==== Texte source ====

Le court métrage Mbas mi (La pandémie en wolof), est une relecture cinématographique du roman La Peste de l’écrivain français Albert Camus et vise à réfléchir sur la pandémie de la maladie à coronavirus, a déclaré son réalisateur Joseph Gaï Ramaka, dans un entretien avec l’Aps.

«Le temps qui nous incombe aujourd’hui, c’est de faire face à ce mal. Faire en sorte que les gens se concentrent sur ce qui est important, à savoir faire reculer ce mal en me référant à ce vieux texte de Albert Camus qui dit des choses valables aujourd’hui», a-t-il expliqué. A travers la version wolof de ce film de huit minutes, le réalisateur sénégalais tente de comprendre ce fléau qu’est la pandémie de la maladie à coronavirus, en évoquant des extraits de ce chef d’œuvre de Albert Camus publié en 1947. Selon lui, il s’agit de jeter un regard sur le passé, pour voir comment l’humanité a fait face aux calamités afin d’essayer de comprendre ce qui se passe actuellement.
Le cinéaste suit une voix incantatoire qui erre dans le crépuscule sur l’île mémoire de Gorée parmi les allées parsemées d’hommes-lanternes aux cimes des baobabs-sentinelles, sur l’océan houleux en se souvenant de La peste. Dans cette version wolof de Mbas mi, Mamadou Ba Goo, un artiste «engagé dans les mouvements citoyens et culturels», a prêté sa voix pour faire revivre ce livre incontournable. L’acteur ivoirien, Sidiki Bakaba, qui se définit comme «un panafricaniste, Sénégalais quelque part», a pour sa part porté la version française, dont la sortie est prévue pour bientôt, selon le réalisateur. Le cinéaste qui croit beaucoup à l’interprétation des signes, a livré ainsi son ressenti et posé son regard sur une mer déchaînée. «Cet empire de signes ouvert comme un livre» où il a essayé de comprendre ce fléau planétaire. Il a invité à la sérénité pour se mettre à la hauteur de ce «mauvais rêve», afin de mieux le comprendre et aussi être à la hauteur de la réponse à apporter.  «On dit souvent Qui sème le vent récolte la tempête. Je pense qu’on vit un peu la conséquence de la mauvaise manière dont l’humanité a géré la planète. Il faut réfléchir par la suite et voir s’il n’y avait pas la possibilité de se comporter autrement dans l’univers dans lequel on n’est pas seul», tente-t-il d’analyser.

==== Données fournies ====

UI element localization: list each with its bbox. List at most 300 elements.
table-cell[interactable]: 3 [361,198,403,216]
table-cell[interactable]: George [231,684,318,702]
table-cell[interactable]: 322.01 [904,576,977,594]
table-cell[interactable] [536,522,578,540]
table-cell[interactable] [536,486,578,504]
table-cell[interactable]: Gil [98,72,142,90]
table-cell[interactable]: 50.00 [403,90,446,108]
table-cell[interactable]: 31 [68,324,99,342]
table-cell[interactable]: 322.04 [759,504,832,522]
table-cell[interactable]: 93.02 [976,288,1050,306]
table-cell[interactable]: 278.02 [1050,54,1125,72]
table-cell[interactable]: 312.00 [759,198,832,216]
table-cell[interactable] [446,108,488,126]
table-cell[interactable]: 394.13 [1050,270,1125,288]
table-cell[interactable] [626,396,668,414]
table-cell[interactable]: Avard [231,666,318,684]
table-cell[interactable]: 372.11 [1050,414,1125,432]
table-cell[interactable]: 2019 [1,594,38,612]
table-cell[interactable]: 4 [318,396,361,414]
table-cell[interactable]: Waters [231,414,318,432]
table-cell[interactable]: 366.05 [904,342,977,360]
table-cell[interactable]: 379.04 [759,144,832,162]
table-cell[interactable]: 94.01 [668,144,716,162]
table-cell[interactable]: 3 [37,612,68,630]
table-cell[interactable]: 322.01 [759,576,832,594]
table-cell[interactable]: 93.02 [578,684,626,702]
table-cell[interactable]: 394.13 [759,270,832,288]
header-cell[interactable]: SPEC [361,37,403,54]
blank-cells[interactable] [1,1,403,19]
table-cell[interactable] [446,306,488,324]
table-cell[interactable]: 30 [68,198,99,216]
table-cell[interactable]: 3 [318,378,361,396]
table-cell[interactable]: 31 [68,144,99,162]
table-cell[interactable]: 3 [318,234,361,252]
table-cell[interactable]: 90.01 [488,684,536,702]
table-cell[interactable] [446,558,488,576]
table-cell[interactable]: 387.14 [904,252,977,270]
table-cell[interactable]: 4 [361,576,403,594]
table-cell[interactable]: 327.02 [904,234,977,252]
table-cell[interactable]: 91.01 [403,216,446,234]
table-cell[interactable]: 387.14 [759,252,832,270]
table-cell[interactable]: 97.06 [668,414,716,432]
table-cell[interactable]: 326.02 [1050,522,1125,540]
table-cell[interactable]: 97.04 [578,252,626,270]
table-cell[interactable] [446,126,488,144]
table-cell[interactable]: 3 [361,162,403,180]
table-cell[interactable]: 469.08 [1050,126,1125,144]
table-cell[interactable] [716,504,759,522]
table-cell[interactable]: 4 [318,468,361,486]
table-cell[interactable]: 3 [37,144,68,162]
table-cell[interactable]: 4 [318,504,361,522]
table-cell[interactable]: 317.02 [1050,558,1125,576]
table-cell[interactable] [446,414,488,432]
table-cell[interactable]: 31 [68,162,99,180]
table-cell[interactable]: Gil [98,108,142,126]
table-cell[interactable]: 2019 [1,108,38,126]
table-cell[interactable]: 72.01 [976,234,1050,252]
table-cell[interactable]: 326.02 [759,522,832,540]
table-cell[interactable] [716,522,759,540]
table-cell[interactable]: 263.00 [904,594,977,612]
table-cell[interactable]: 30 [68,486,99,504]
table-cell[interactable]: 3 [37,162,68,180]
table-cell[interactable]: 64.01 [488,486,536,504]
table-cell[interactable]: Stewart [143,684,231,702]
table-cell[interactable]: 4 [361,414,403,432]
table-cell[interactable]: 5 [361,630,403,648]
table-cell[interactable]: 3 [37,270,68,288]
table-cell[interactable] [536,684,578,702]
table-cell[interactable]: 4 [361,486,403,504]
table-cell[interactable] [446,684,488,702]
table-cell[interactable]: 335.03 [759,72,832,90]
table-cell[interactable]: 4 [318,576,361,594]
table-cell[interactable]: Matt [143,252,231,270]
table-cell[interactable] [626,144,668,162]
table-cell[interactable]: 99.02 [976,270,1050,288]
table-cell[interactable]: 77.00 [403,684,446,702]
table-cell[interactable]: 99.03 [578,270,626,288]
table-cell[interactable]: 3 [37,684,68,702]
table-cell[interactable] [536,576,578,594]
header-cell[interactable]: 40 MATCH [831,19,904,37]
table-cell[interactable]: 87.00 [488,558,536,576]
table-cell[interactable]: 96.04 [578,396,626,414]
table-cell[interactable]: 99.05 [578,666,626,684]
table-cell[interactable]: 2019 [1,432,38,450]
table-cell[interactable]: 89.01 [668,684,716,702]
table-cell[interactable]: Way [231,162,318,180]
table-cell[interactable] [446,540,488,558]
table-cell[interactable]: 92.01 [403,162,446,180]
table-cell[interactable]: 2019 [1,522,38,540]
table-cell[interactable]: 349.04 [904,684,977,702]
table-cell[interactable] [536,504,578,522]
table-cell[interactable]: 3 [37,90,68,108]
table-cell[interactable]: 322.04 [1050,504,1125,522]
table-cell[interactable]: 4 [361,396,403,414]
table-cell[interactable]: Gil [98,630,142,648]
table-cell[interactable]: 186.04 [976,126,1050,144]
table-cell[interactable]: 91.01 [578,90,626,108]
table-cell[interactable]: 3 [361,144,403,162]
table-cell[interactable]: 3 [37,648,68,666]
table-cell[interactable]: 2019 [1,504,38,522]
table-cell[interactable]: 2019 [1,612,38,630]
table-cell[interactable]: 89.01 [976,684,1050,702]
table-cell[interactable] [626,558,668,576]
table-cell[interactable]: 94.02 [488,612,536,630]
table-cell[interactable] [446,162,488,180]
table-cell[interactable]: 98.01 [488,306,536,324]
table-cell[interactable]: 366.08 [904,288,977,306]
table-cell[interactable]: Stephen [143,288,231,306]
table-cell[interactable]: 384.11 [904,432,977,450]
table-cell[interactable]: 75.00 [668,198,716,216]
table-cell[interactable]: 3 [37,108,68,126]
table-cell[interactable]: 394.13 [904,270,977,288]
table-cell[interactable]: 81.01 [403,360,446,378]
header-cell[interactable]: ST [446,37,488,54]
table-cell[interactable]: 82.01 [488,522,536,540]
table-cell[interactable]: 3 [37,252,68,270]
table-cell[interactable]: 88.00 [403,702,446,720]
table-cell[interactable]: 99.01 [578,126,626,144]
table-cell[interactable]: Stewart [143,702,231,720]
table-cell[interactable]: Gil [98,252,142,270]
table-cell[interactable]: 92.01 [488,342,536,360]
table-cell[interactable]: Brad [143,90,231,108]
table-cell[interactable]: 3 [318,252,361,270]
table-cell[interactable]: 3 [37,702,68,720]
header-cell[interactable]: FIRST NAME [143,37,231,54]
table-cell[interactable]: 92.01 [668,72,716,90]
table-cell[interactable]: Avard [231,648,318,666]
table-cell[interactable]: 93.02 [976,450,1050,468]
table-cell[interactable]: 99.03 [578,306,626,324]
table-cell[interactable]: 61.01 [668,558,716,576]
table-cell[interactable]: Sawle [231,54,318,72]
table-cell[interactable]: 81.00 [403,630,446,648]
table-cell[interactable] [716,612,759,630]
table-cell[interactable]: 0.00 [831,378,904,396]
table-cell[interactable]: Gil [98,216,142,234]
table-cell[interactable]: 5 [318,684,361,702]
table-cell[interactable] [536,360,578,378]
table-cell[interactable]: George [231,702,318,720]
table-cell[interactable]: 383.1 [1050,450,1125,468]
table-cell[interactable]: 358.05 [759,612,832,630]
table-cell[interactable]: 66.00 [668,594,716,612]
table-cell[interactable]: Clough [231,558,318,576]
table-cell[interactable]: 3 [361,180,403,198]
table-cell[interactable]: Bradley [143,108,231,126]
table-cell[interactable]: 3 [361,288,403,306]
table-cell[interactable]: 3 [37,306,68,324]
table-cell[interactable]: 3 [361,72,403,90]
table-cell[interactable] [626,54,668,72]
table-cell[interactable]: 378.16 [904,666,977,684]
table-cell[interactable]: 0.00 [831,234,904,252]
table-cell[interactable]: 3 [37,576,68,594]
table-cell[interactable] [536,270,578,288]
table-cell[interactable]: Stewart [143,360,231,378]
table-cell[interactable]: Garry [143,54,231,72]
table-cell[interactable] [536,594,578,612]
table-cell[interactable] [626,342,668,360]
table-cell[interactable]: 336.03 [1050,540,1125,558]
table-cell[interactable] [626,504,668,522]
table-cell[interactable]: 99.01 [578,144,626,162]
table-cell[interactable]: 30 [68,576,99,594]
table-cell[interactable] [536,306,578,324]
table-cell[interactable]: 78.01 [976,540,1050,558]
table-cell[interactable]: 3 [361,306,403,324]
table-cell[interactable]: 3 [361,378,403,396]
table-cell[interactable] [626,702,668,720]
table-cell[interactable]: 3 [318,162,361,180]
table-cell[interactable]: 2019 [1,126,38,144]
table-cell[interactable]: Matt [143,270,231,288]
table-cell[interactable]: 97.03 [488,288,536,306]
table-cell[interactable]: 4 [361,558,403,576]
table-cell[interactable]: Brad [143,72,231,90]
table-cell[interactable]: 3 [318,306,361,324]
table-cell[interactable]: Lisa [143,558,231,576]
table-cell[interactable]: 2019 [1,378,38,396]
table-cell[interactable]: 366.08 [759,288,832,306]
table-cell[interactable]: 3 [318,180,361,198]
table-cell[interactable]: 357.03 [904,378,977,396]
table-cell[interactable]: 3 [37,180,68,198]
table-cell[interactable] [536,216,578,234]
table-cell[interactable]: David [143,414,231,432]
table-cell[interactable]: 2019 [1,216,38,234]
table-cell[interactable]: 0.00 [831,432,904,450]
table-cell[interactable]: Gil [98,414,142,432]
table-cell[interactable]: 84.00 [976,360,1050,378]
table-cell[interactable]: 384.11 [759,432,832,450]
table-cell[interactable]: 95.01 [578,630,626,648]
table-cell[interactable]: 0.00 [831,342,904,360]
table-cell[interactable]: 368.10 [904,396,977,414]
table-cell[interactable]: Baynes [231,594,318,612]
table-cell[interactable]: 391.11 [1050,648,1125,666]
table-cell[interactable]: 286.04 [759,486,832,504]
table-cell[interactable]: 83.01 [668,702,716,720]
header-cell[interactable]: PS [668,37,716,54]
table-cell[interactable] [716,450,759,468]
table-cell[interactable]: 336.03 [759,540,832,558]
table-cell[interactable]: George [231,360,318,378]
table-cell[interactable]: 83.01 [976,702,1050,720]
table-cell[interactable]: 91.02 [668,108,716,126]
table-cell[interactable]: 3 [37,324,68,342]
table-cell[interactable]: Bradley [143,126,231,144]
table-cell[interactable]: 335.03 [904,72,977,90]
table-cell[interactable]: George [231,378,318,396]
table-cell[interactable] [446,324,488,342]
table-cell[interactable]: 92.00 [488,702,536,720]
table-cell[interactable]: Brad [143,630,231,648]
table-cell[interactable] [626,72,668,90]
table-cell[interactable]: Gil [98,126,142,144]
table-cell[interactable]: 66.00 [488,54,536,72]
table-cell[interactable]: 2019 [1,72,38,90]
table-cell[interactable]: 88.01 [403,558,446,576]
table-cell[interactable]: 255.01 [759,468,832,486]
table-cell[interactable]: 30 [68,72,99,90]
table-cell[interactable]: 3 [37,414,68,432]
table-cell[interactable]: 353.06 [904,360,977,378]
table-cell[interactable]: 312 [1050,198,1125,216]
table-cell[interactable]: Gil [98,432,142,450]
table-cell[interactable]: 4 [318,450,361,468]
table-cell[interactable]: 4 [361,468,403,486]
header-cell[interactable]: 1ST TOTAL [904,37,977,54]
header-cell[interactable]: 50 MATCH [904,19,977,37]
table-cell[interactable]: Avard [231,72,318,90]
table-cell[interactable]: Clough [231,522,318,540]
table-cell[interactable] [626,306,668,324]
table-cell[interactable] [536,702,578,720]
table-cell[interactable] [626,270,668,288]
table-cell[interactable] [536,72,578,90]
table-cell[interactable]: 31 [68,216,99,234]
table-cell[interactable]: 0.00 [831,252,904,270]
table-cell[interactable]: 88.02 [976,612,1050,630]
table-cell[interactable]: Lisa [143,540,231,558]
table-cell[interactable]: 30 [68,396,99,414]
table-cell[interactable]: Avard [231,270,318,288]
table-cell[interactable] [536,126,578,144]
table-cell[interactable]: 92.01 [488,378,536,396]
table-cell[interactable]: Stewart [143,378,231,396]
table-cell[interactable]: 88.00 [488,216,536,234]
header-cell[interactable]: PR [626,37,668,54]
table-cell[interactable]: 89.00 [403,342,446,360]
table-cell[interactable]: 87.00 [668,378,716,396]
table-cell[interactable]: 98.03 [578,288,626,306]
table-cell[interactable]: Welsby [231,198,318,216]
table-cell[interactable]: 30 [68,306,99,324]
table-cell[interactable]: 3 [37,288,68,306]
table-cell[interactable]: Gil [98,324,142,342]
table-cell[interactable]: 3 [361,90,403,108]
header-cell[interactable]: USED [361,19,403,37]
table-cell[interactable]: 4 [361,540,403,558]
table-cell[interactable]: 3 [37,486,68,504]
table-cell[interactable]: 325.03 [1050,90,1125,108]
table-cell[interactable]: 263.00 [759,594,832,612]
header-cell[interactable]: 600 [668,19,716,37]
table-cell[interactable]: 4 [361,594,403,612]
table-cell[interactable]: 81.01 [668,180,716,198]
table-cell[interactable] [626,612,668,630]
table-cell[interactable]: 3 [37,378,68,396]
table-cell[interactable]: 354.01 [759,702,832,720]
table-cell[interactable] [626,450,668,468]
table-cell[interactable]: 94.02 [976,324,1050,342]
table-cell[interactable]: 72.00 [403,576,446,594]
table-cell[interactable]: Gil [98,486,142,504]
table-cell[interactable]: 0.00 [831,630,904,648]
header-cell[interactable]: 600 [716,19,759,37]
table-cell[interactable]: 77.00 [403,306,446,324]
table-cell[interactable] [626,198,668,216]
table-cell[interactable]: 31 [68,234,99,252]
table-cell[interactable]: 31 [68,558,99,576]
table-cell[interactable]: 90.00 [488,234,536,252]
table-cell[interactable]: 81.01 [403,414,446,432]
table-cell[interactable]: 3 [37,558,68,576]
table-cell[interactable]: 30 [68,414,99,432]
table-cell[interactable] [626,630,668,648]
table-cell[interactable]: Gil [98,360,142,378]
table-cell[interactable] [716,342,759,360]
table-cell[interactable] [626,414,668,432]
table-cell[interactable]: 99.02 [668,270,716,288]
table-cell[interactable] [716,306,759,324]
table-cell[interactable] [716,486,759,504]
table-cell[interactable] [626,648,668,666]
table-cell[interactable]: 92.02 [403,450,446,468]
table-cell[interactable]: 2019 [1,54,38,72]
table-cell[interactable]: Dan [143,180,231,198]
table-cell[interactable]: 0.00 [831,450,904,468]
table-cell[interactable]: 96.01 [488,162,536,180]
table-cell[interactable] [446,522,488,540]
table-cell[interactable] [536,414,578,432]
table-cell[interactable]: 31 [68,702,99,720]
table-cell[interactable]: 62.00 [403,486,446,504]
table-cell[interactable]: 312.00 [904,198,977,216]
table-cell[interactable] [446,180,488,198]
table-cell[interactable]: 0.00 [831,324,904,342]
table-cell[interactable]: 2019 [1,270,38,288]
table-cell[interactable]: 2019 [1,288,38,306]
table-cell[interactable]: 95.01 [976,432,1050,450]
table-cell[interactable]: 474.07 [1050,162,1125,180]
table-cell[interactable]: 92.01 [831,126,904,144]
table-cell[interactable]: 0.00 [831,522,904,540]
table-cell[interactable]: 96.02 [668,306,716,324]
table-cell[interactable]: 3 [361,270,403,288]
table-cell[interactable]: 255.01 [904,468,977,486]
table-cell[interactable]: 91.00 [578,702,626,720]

====

## Consignes de l'exercice
1/ Selon le texte source, en quelle année le roman La Peste d'Albert Camus a-t-il été publié ?
2/ Indiquez si chacun des énoncés suivants concorde avec le texte source : (a) le court métrage Mbas mi dure huit minutes ; (b) Sidiki Bakaba a prêté sa voix à la version wolof ; (c) la voix du film erre sur l'île de Gorée.
3/ Transcrivez le passage du texte source qui commence par « Le court métrage » et se poursuit jusqu'à « entretien avec l’Aps. ».
Les données constituent un matériau distinct du texte source.

## Corrigé par item
1/ En 1947.

2/
(a) Oui : « ce film de huit minutes ».
(b) Non : « a pour sa part porté la version française ».
(c) Oui : « une voix incantatoire qui erre dans le crépuscule sur l’île mémoire de Gorée ».

3/
Le court métrage Mbas mi (La pandémie en wolof), est une relecture cinématographique du roman La Peste de l’écrivain français Albert Camus et vise à réfléchir sur la pandémie de la maladie à coronavirus, a déclaré son réalisateur Joseph Gaï Ramaka, dans un entretien avec l’Aps.